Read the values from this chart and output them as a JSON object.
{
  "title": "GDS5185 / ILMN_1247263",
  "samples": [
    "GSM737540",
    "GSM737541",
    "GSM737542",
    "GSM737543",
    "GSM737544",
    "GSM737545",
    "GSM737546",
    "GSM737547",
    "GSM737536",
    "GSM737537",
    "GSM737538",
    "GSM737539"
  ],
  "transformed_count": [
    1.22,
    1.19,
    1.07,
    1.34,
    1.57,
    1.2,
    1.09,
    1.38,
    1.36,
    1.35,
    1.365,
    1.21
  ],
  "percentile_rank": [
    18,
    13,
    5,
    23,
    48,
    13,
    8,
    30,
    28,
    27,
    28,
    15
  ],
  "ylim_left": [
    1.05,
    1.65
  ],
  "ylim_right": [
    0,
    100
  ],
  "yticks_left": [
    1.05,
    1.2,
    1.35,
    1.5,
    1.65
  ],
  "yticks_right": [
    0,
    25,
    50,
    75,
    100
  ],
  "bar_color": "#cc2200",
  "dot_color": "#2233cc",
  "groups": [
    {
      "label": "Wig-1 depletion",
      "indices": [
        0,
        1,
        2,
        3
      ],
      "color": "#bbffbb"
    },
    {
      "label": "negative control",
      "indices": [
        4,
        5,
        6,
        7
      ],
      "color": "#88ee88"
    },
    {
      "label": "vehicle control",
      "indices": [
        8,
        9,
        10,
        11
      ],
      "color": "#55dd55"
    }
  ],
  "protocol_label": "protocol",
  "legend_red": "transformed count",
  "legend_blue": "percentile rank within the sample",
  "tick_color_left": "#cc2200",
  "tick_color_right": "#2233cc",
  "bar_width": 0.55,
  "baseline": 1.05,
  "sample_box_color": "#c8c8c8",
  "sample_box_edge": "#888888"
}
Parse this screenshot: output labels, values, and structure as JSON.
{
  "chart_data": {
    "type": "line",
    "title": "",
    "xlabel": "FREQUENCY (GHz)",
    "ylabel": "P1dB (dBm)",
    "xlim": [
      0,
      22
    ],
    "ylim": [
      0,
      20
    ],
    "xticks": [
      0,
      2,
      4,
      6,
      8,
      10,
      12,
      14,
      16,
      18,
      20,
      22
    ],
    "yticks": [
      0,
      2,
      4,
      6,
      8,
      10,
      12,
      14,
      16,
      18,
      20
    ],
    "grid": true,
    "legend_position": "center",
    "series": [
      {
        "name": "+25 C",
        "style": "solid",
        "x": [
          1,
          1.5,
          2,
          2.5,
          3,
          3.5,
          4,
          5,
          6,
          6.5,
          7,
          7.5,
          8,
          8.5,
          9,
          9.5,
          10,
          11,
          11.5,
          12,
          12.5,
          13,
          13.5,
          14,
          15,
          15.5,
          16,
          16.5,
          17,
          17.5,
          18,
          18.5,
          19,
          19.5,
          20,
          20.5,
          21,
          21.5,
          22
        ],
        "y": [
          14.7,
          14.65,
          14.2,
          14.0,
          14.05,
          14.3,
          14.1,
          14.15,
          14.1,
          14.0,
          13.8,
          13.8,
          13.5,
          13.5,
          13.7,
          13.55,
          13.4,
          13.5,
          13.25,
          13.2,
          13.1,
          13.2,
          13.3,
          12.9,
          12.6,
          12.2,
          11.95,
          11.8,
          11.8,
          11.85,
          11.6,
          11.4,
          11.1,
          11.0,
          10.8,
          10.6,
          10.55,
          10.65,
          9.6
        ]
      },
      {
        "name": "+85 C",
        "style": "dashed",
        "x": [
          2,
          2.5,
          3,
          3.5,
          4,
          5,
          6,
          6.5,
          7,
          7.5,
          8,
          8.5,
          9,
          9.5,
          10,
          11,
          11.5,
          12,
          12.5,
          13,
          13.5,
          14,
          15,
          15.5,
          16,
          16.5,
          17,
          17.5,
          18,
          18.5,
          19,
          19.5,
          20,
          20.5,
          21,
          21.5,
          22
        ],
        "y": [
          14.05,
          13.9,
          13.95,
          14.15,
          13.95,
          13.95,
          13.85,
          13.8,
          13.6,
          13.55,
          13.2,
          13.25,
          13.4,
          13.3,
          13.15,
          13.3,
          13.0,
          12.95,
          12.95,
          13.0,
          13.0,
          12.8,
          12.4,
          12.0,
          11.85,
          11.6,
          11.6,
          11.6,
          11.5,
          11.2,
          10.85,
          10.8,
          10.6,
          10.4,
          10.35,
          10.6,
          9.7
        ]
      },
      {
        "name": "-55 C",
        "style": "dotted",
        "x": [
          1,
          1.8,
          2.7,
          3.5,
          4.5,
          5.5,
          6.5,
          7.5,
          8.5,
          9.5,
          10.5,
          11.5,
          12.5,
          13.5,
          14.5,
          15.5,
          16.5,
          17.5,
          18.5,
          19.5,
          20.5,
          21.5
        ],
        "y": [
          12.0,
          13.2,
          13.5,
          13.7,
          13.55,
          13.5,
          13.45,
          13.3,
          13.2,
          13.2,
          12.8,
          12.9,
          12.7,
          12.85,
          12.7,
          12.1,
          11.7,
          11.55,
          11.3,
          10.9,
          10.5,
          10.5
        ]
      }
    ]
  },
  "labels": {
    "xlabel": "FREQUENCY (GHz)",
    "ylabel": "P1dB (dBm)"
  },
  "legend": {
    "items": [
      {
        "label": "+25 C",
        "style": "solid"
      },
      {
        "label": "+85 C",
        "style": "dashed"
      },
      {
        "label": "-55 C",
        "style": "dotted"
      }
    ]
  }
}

==========

### [Instruction]
Some lines of the data above may hold the word "JSON"; report how many do, and nothing else.

### [Task response]
2